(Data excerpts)
[START]
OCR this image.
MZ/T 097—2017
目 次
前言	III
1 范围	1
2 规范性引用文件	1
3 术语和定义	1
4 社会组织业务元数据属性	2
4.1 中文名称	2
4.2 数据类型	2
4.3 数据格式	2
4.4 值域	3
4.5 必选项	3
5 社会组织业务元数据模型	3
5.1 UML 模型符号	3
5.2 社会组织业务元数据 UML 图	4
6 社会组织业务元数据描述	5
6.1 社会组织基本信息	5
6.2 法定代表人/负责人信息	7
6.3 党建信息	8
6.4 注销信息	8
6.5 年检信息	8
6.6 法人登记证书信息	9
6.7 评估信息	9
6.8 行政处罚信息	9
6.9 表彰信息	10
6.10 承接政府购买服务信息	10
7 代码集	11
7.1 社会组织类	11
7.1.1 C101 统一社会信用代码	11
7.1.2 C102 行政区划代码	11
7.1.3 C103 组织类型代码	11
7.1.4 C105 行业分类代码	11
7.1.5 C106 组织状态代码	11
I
[END]
# [STATED GOAL]
Restate each record exactly as written.

# [COMPLETED EXERCISE]
OCR this image.
MZ/T 097—2017
目 次
前言	III
1 范围	1
2 规范性引用文件	1
3 术语和定义	1
4 社会组织业务元数据属性	2
4.1 中文名称	2
4.2 数据类型	2
4.3 数据格式	2
4.4 值域	3
4.5 必选项	3
5 社会组织业务元数据模型	3
5.1 UML 模型符号	3
5.2 社会组织业务元数据 UML 图	4
6 社会组织业务元数据描述	5
6.1 社会组织基本信息	5
6.2 法定代表人/负责人信息	7
6.3 党建信息	8
6.4 注销信息	8
6.5 年检信息	8
6.6 法人登记证书信息	9
6.7 评估信息	9
6.8 行政处罚信息	9
6.9 表彰信息	10
6.10 承接政府购买服务信息	10
7 代码集	11
7.1 社会组织类	11
7.1.1 C101 统一社会信用代码	11
7.1.2 C102 行政区划代码	11
7.1.3 C103 组织类型代码	11
7.1.4 C105 行业分类代码	11
7.1.5 C106 组织状态代码	11
I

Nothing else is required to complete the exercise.